▶

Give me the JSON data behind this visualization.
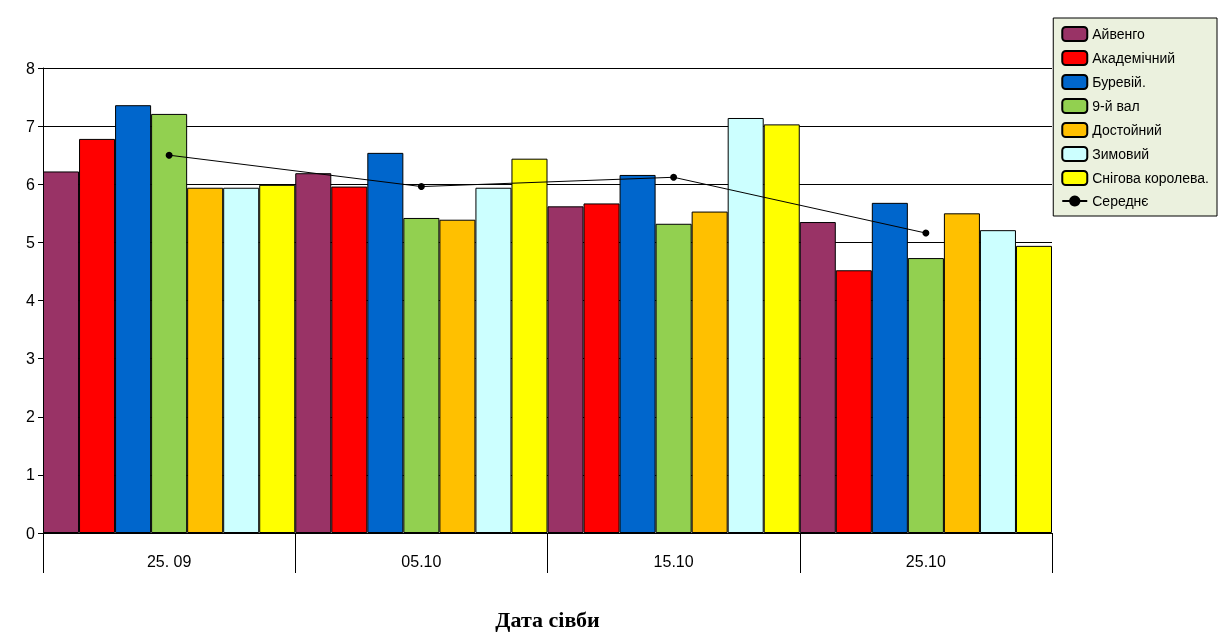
{
  "chart_data": {
    "type": "bar",
    "xlabel": "Дата сівби",
    "categories": [
      "25. 09",
      "05.10",
      "15.10",
      "25.10"
    ],
    "series": [
      {
        "name": "Айвенго",
        "color": "#993366",
        "values": [
          6.22,
          6.19,
          5.62,
          5.35
        ]
      },
      {
        "name": "Академічний",
        "color": "#ff0000",
        "values": [
          6.78,
          5.96,
          5.67,
          4.52
        ]
      },
      {
        "name": "Буревій.",
        "color": "#0066cc",
        "values": [
          7.36,
          6.54,
          6.16,
          5.68
        ]
      },
      {
        "name": "9-й вал",
        "color": "#92d050",
        "values": [
          7.21,
          5.42,
          5.32,
          4.73
        ]
      },
      {
        "name": "Достойний",
        "color": "#ffc000",
        "values": [
          5.94,
          5.39,
          5.53,
          5.5
        ]
      },
      {
        "name": "Зимовий",
        "color": "#ccffff",
        "values": [
          5.94,
          5.94,
          7.14,
          5.21
        ]
      },
      {
        "name": "Снігова королева.",
        "color": "#ffff00",
        "values": [
          5.99,
          6.44,
          7.03,
          4.94
        ]
      },
      {
        "name": "Середнє",
        "color": "#000000",
        "type": "line",
        "marker": "circle",
        "values": [
          6.5,
          5.96,
          6.12,
          5.16
        ]
      }
    ],
    "ylim": [
      0,
      8
    ],
    "yticks": [
      0,
      1,
      2,
      3,
      4,
      5,
      6,
      7,
      8
    ],
    "grid": "y",
    "legend": "top right"
  }
}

◀

**Work to complete**
Reproduce every entry word for word, but omit the pictures.

**Worked answer**
Give me the JSON data behind this visualization.
{
  "chart_data": {
    "type": "bar",
    "xlabel": "Дата сівби",
    "categories": [
      "25. 09",
      "05.10",
      "15.10",
      "25.10"
    ],
    "series": [
      {
        "name": "Айвенго",
        "color": "#993366",
        "values": [
          6.22,
          6.19,
          5.62,
          5.35
        ]
      },
      {
        "name": "Академічний",
        "color": "#ff0000",
        "values": [
          6.78,
          5.96,
          5.67,
          4.52
        ]
      },
      {
        "name": "Буревій.",
        "color": "#0066cc",
        "values": [
          7.36,
          6.54,
          6.16,
          5.68
        ]
      },
      {
        "name": "9-й вал",
        "color": "#92d050",
        "values": [
          7.21,
          5.42,
          5.32,
          4.73
        ]
      },
      {
        "name": "Достойний",
        "color": "#ffc000",
        "values": [
          5.94,
          5.39,
          5.53,
          5.5
        ]
      },
      {
        "name": "Зимовий",
        "color": "#ccffff",
        "values": [
          5.94,
          5.94,
          7.14,
          5.21
        ]
      },
      {
        "name": "Снігова королева.",
        "color": "#ffff00",
        "values": [
          5.99,
          6.44,
          7.03,
          4.94
        ]
      },
      {
        "name": "Середнє",
        "color": "#000000",
        "type": "line",
        "marker": "circle",
        "values": [
          6.5,
          5.96,
          6.12,
          5.16
        ]
      }
    ],
    "ylim": [
      0,
      8
    ],
    "yticks": [
      0,
      1,
      2,
      3,
      4,
      5,
      6,
      7,
      8
    ],
    "grid": "y",
    "legend": "top right"
  }
}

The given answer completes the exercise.